Since making a high efficiency power supply means saving energy bills in the places like the data centers, it is not surprising that power supply manufacturers are focusing on designing a high efficiency power supply. In computing area desktop PCs and laptop computers take huge portions of energy consumption. Therefore energy efficiency organizations have been very active in establishing guidelines for higher efficiency levels for power supplies. There is 80 PLUS program (, which unites electric utilities, the computer industry and consumers in an effort to bring energy-efficient technology solutions to the marketplace.

By Won-Suk Choi, Sung-Mo Young, and Denny Kim, Fairchild


One well-known organization is Climate Savers Computing Initiatives (CSCI, which was established in June, 2007 by Intel, Google, and others. It drives to improve energy efficiency and save power consumption of PC and server like IT equipments. Its goal is to reduce CO2 emission by 54 million tons per year for world wide IT equipments by 2010. Its focus activity is to develop how IT equipments to save power and educate how we can reduce power consumption. Specifically, it recommends two ways: one is to change power supply with a higher efficiency and one is for IT equipments and users that have a need to activate power saving settings like sleep or hibernate mode for PCs. It also sets technical specifications for high efficiency power supply as listed in its webpage. Under the rapidly changing circumstances that are encouraging energy-savings, most industry experts agree that new power technologies can play a critical role in the power conversion area. In this respect new products with state-of-the-art technology are always essential for better efficiency. A good example in high voltage devices is charge-compensated Super-Junction MOSFETs. Newly developed deep-trench filling MOSFETs utilizing charge-compensation theory have ultra low on-resistance and extremely fast switching speed, and can provide improved efficiency in switch mode power supplies.

=== Tasks to perform ===
(a) According to the power supply passage, when was Climate Savers Computing Initiatives established?
(b) Reproduce the stretch of the power supply passage from "Since making a" through "to the marketplace.".

Boxed element entries:
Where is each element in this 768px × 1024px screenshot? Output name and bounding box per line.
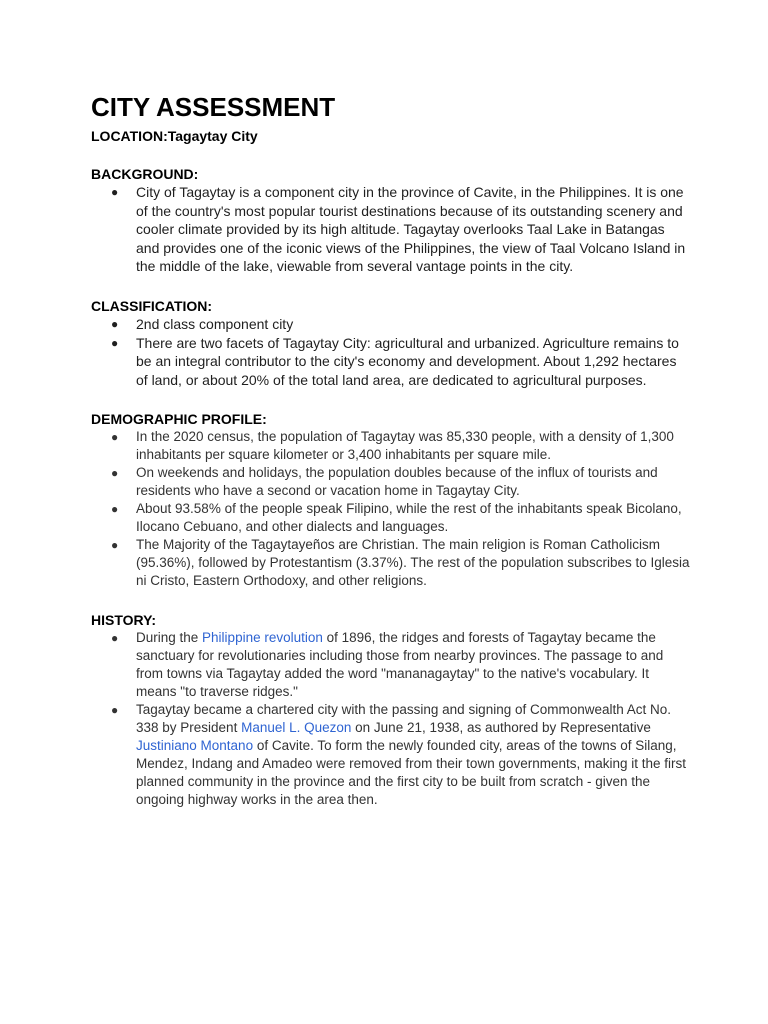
justiniano-montano-link[interactable]: Justiniano Montano — [136, 738, 254, 754]
list-item-text-part: on June 21, 1938, as authored by Representative — [351, 720, 651, 736]
list-item-text-part: Tagaytay became a chartered city with the passing and signing of Commonwealth Act No. 338 by President — [136, 702, 672, 736]
list-item-text: In the 2020 census, the population of Tagaytay was 85,330 people, with a density of 1,300 inhabitants per square kilometer or 3,400 inhabitants per square mile. — [136, 429, 674, 463]
classification-heading: CLASSIFICATION: — [91, 297, 213, 314]
history-list — [91, 629, 691, 809]
demographic-section — [91, 410, 691, 590]
list-item-text-part: of Cavite. To form the newly founded city, areas of the towns of Silang, Mendez, Indang and Amadeo were removed from their town governments, making it the first planned community in the province and the first city to be built from scratch - given the ongoing highway works in the area then. — [136, 738, 687, 808]
background-heading: BACKGROUND: — [91, 166, 199, 182]
bullet-icon: ● — [111, 430, 119, 445]
list-item-text: 2nd class component city — [136, 315, 294, 332]
classification-list — [91, 315, 691, 389]
list-item — [91, 701, 691, 809]
list-item-text-part: During the — [136, 630, 203, 646]
list-item — [91, 183, 691, 276]
document-body — [91, 92, 691, 809]
background-list — [91, 183, 691, 276]
list-item-text: About 93.58% of the people speak Filipino, while the rest of the inhabitants speak Bicolano, Ilocano Cebuano, and other dialects and languages. — [136, 501, 682, 535]
list-item — [91, 536, 691, 590]
list-item-text-part: of 1896, the ridges and forests of Tagaytay became the sanctuary for revolutionaries including those from nearby provinces. The passage to and from towns via Tagaytay added the word "mananagaytay" to the native's vocabulary. It means "to traverse ridges." — [136, 630, 664, 700]
list-item-text: City of Tagaytay is a component city in the province of Cavite, in the Philippines. It is one of the country's most popular tourist destinations because of its outstanding scenery and cooler climate provided by its high altitude. Tagaytay overlooks Taal Lake in Batangas and provides one of the iconic views of the Philippines, the view of Taal Volcano Island in the middle of the lake, viewable from several vantage points in the city. — [136, 184, 686, 275]
location-line: LOCATION:Tagaytay City — [91, 128, 258, 144]
history-section — [91, 611, 691, 809]
philippine-revolution-link[interactable]: Philippine revolution — [202, 630, 323, 646]
list-item-text: There are two facets of Tagaytay City: agricultural and urbanized. Agriculture remains to be an integral contributor to the city's economy and development. About 1,292 hectares of land, or about 20% of the total land area, are dedicated to agricultural purposes. — [136, 334, 679, 388]
manuel-quezon-link[interactable]: Manuel L. Quezon — [241, 720, 352, 736]
bullet-icon: ● — [111, 185, 119, 199]
history-heading: HISTORY: — [91, 612, 157, 629]
bullet-icon: ● — [111, 502, 119, 517]
list-item — [91, 428, 691, 464]
bullet-icon: ● — [111, 335, 119, 350]
list-item-text: On weekends and holidays, the population doubles because of the influx of tourists and residents who have a second or vacation home in Tagaytay City. — [136, 465, 658, 499]
bullet-icon: ● — [111, 631, 119, 646]
list-item — [91, 500, 691, 536]
list-item — [91, 315, 691, 334]
document-title: CITY ASSESSMENT — [91, 92, 336, 122]
bullet-icon: ● — [111, 316, 119, 331]
list-item — [91, 464, 691, 500]
list-item — [91, 334, 691, 390]
demographic-heading: DEMOGRAPHIC PROFILE: — [91, 411, 267, 428]
list-item — [91, 629, 691, 701]
demographic-list — [91, 428, 691, 590]
bullet-icon: ● — [111, 538, 119, 553]
classification-section — [91, 297, 691, 389]
background-section — [91, 165, 691, 276]
bullet-icon: ● — [111, 703, 119, 718]
list-item-text: The Majority of the Tagaytayeños are Christian. The main religion is Roman Catholicism (95.36%), followed by Protestantism (3.37%). The rest of the population subscribes to Iglesia ni Cristo, Eastern Orthodoxy, and other religions. — [136, 537, 690, 589]
bullet-icon: ● — [111, 466, 119, 481]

=== Responses per task ===
(a) June 2007.

(b)
Since making a high efficiency power supply means saving energy bills in the places like the data centers, it is not surprising that power supply manufacturers are focusing on designing a high efficiency power supply. In computing area desktop PCs and laptop computers take huge portions of energy consumption. Therefore energy efficiency organizations have been very active in establishing guidelines for higher efficiency levels for power supplies. There is 80 PLUS program (, which unites electric utilities, the computer industry and consumers in an effort to bring energy-efficient technology solutions to the marketplace.